┌─ Available records

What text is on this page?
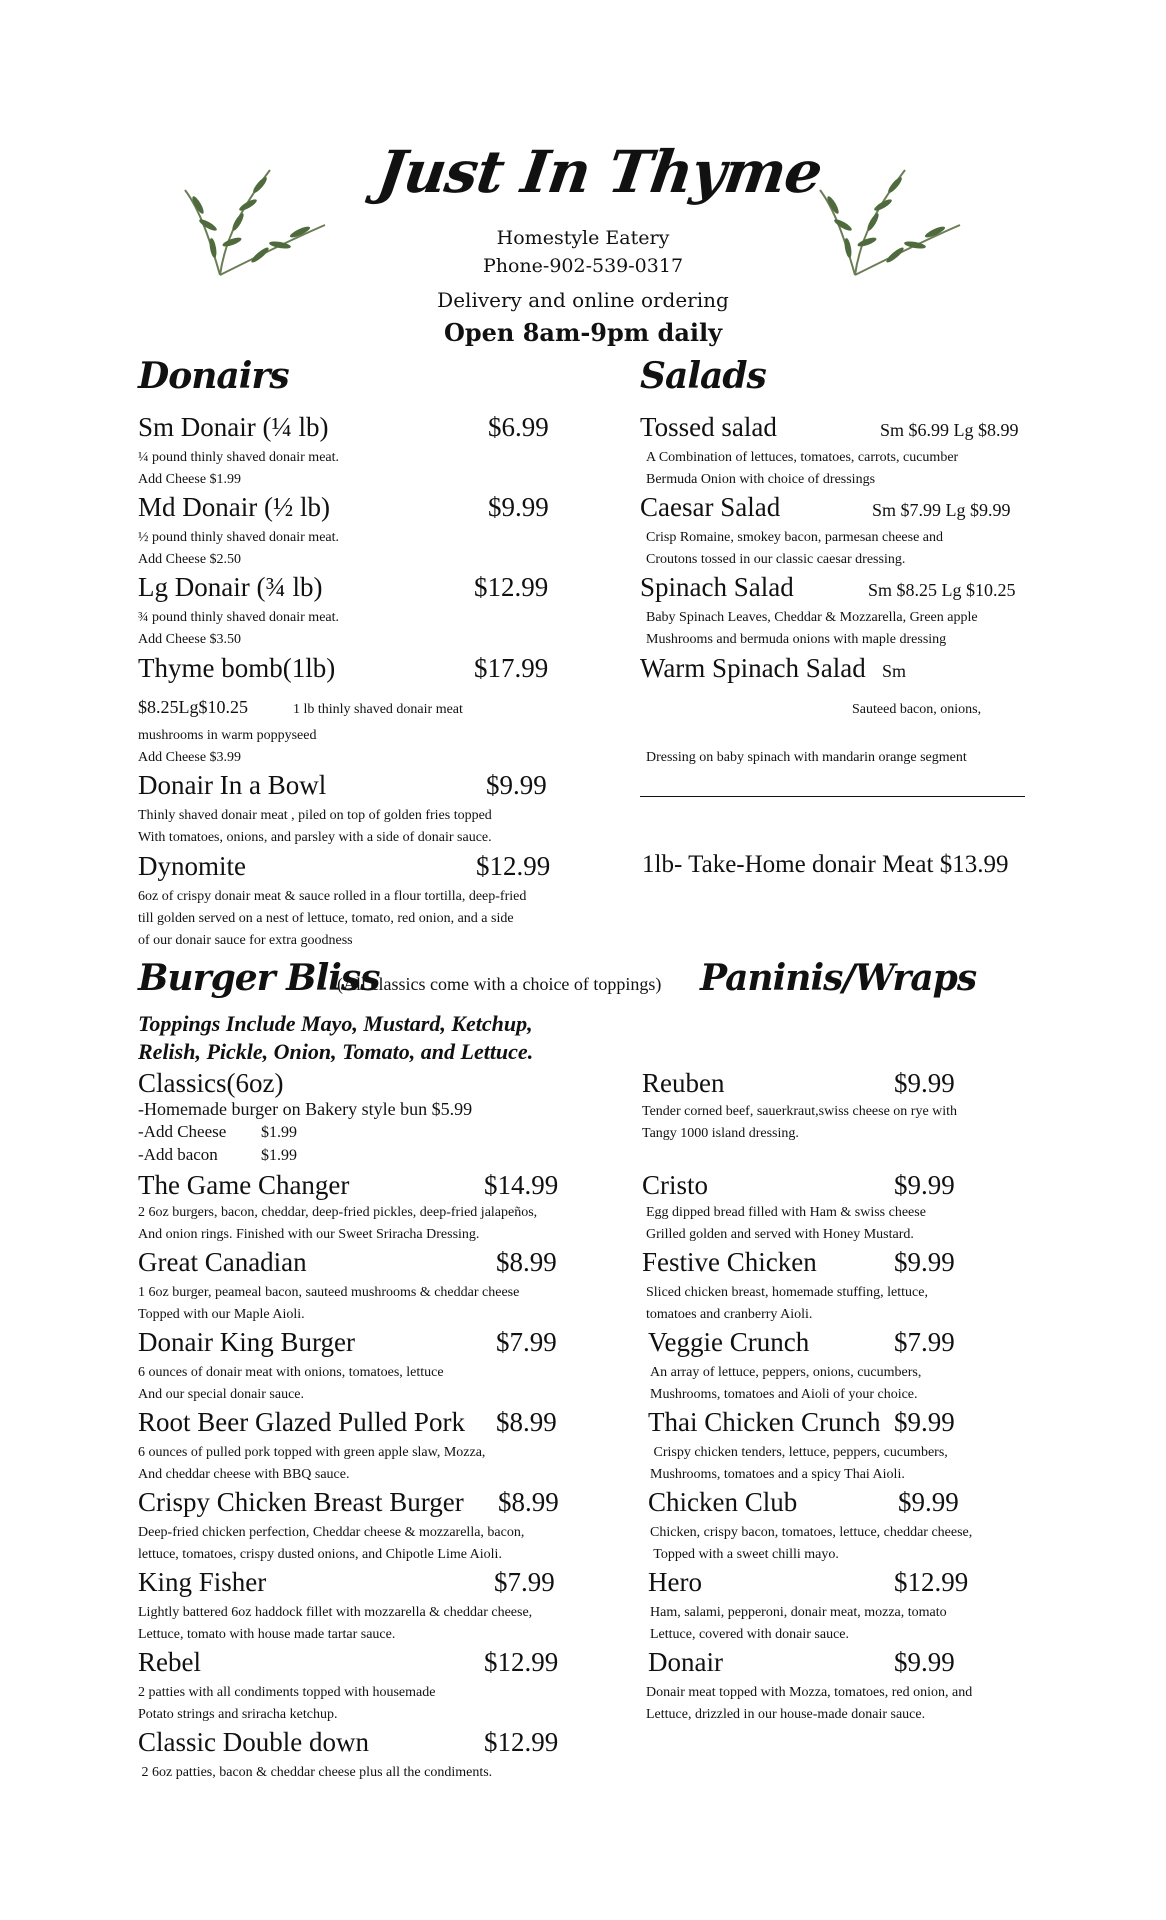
Just In Thyme
Homestyle Eatery
Phone-902-539-0317
Delivery and online ordering
Open 8am-9pm daily
Donairs	Salads
Sm Donair (¼ lb)	$6.99
¼ pound thinly shaved donair meat.
Add Cheese $1.99
Md Donair (½ lb)	$9.99
½ pound thinly shaved donair meat.
Add Cheese $2.50
Lg Donair (¾ lb)	$12.99
¾ pound thinly shaved donair meat.
Add Cheese $3.50
Thyme bomb(1lb)	$17.99
$8.25Lg$10.25	1 lb thinly shaved donair meat	Sauteed bacon, onions,
mushrooms in warm poppyseed
Add Cheese $3.99	Dressing on baby spinach with mandarin orange segment
Donair In a Bowl	$9.99
Thinly shaved donair meat , piled on top of golden fries topped
With tomatoes, onions, and parsley with a side of donair sauce.
Dynomite	$12.99
6oz of crispy donair meat & sauce rolled in a flour tortilla, deep-fried
till golden served on a nest of lettuce, tomato, red onion, and a side
of our donair sauce for extra goodness
Tossed salad	Sm $6.99 Lg $8.99
A Combination of lettuces, tomatoes, carrots, cucumber
Bermuda Onion with choice of dressings
Caesar Salad	Sm $7.99 Lg $9.99
Crisp Romaine, smokey bacon, parmesan cheese and
Croutons tossed in our classic caesar dressing.
Spinach Salad	Sm $8.25 Lg $10.25
Baby Spinach Leaves, Cheddar & Mozzarella, Green apple
Mushrooms and bermuda onions with maple dressing
Warm Spinach Salad Sm
1lb- Take-Home donair Meat $13.99
Burger Bliss
(All classics come with a choice of toppings) Paninis/Wraps
Toppings Include Mayo, Mustard, Ketchup,
Relish, Pickle, Onion, Tomato, and Lettuce.
Classics(6oz)
-Homemade burger on Bakery style bun $5.99
-Add Cheese $1.99
-Add bacon	$1.99
The Game Changer	$14.99
2 6oz burgers, bacon, cheddar, deep-fried pickles, deep-fried jalapeños,
And onion rings. Finished with our Sweet Sriracha Dressing.
Great Canadian	$8.99
1 6oz burger, peameal bacon, sauteed mushrooms & cheddar cheese
Topped with our Maple Aioli.
Donair King Burger	$7.99
6 ounces of donair meat with onions, tomatoes, lettuce
And our special donair sauce.
Root Beer Glazed Pulled Pork $8.99
6 ounces of pulled pork topped with green apple slaw, Mozza,
And cheddar cheese with BBQ sauce.
Crispy Chicken Breast Burger $8.99
Deep-fried chicken perfection, Cheddar cheese & mozzarella, bacon,
lettuce, tomatoes, crispy dusted onions, and Chipotle Lime Aioli.
King Fisher	$7.99
Lightly battered 6oz haddock fillet with mozzarella & cheddar cheese,
Lettuce, tomato with house made tartar sauce.
Rebel	$12.99
2 patties with all condiments topped with housemade
Potato strings and sriracha ketchup.
Classic Double down	$12.99
2 6oz patties, bacon & cheddar cheese plus all the condiments.
Reuben	$9.99
Tender corned beef, sauerkraut,swiss cheese on rye with
Tangy 1000 island dressing.
Cristo	$9.99
Egg dipped bread filled with Ham & swiss cheese
Grilled golden and served with Honey Mustard.
Festive Chicken	$9.99
Sliced chicken breast, homemade stuffing, lettuce,
tomatoes and cranberry Aioli.
Veggie Crunch	$7.99
An array of lettuce, peppers, onions, cucumbers,
Mushrooms, tomatoes and Aioli of your choice.
Thai Chicken Crunch $9.99
Crispy chicken tenders, lettuce, peppers, cucumbers,
Mushrooms, tomatoes and a spicy Thai Aioli.
Chicken Club	$9.99
Chicken, crispy bacon, tomatoes, lettuce, cheddar cheese,
Topped with a sweet chilli mayo.
Hero	$12.99
Ham, salami, pepperoni, donair meat, mozza, tomato
Lettuce, covered with donair sauce.
Donair	$9.99
Donair meat topped with Mozza, tomatoes, red onion, and
Lettuce, drizzled in our house-made donair sauce.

└─

▶ What is required:
Search the lines above for the string "Crunch" and copy each line that has it.

▶ The response:
Veggie Crunch	$7.99
Thai Chicken Crunch $9.99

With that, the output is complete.